▶ **WHAT TO WORK ON**:
Leave out the pictures and repeat the data exactly.

Dataset entries on figures:
•••••

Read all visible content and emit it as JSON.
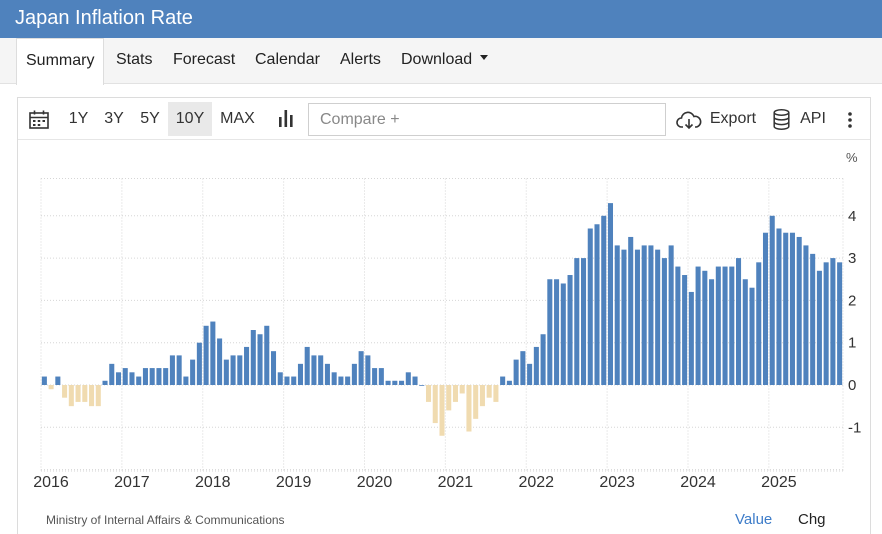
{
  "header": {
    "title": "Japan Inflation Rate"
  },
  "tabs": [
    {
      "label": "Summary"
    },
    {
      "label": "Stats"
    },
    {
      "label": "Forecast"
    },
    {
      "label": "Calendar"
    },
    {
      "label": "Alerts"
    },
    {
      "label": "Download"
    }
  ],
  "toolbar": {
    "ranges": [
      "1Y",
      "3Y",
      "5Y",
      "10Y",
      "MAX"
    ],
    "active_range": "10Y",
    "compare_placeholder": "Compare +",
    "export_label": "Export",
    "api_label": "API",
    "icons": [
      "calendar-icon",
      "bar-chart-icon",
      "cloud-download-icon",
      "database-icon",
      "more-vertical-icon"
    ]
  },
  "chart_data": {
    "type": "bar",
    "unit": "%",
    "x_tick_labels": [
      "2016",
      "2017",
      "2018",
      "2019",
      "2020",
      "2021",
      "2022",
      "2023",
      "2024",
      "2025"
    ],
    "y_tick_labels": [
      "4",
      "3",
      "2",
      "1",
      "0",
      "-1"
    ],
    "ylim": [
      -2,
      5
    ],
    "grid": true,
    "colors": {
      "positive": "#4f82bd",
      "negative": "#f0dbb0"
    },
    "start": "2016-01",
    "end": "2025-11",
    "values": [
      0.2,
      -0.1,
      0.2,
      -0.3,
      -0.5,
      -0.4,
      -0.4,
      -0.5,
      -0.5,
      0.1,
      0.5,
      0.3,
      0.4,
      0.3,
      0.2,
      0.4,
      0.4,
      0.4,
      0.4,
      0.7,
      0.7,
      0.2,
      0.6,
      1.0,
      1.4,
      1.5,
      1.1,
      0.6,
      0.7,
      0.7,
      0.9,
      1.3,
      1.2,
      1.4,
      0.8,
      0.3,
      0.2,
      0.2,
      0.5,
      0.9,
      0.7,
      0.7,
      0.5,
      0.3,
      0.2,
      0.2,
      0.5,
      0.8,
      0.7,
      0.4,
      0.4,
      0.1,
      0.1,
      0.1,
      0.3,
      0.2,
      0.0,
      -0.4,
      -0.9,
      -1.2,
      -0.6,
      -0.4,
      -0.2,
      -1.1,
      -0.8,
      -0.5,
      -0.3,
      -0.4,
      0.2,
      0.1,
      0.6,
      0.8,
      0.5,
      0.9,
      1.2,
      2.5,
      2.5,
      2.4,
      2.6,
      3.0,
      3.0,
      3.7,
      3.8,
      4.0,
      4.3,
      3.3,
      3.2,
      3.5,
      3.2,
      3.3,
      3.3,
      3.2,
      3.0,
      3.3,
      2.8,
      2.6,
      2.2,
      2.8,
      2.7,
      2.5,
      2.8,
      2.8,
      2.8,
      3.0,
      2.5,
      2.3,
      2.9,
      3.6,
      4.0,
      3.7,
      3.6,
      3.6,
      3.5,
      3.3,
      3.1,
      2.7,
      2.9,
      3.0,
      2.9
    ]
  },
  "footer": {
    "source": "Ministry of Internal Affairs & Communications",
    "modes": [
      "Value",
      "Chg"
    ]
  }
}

•••••

▶ **ANSWER TO THE EXERCISE**:
Read all visible content and emit it as JSON.
{
  "header": {
    "title": "Japan Inflation Rate"
  },
  "tabs": [
    {
      "label": "Summary"
    },
    {
      "label": "Stats"
    },
    {
      "label": "Forecast"
    },
    {
      "label": "Calendar"
    },
    {
      "label": "Alerts"
    },
    {
      "label": "Download"
    }
  ],
  "toolbar": {
    "ranges": [
      "1Y",
      "3Y",
      "5Y",
      "10Y",
      "MAX"
    ],
    "active_range": "10Y",
    "compare_placeholder": "Compare +",
    "export_label": "Export",
    "api_label": "API",
    "icons": [
      "calendar-icon",
      "bar-chart-icon",
      "cloud-download-icon",
      "database-icon",
      "more-vertical-icon"
    ]
  },
  "chart_data": {
    "type": "bar",
    "unit": "%",
    "x_tick_labels": [
      "2016",
      "2017",
      "2018",
      "2019",
      "2020",
      "2021",
      "2022",
      "2023",
      "2024",
      "2025"
    ],
    "y_tick_labels": [
      "4",
      "3",
      "2",
      "1",
      "0",
      "-1"
    ],
    "ylim": [
      -2,
      5
    ],
    "grid": true,
    "colors": {
      "positive": "#4f82bd",
      "negative": "#f0dbb0"
    },
    "start": "2016-01",
    "end": "2025-11",
    "values": [
      0.2,
      -0.1,
      0.2,
      -0.3,
      -0.5,
      -0.4,
      -0.4,
      -0.5,
      -0.5,
      0.1,
      0.5,
      0.3,
      0.4,
      0.3,
      0.2,
      0.4,
      0.4,
      0.4,
      0.4,
      0.7,
      0.7,
      0.2,
      0.6,
      1.0,
      1.4,
      1.5,
      1.1,
      0.6,
      0.7,
      0.7,
      0.9,
      1.3,
      1.2,
      1.4,
      0.8,
      0.3,
      0.2,
      0.2,
      0.5,
      0.9,
      0.7,
      0.7,
      0.5,
      0.3,
      0.2,
      0.2,
      0.5,
      0.8,
      0.7,
      0.4,
      0.4,
      0.1,
      0.1,
      0.1,
      0.3,
      0.2,
      0.0,
      -0.4,
      -0.9,
      -1.2,
      -0.6,
      -0.4,
      -0.2,
      -1.1,
      -0.8,
      -0.5,
      -0.3,
      -0.4,
      0.2,
      0.1,
      0.6,
      0.8,
      0.5,
      0.9,
      1.2,
      2.5,
      2.5,
      2.4,
      2.6,
      3.0,
      3.0,
      3.7,
      3.8,
      4.0,
      4.3,
      3.3,
      3.2,
      3.5,
      3.2,
      3.3,
      3.3,
      3.2,
      3.0,
      3.3,
      2.8,
      2.6,
      2.2,
      2.8,
      2.7,
      2.5,
      2.8,
      2.8,
      2.8,
      3.0,
      2.5,
      2.3,
      2.9,
      3.6,
      4.0,
      3.7,
      3.6,
      3.6,
      3.5,
      3.3,
      3.1,
      2.7,
      2.9,
      3.0,
      2.9
    ]
  },
  "footer": {
    "source": "Ministry of Internal Affairs & Communications",
    "modes": [
      "Value",
      "Chg"
    ]
  }
}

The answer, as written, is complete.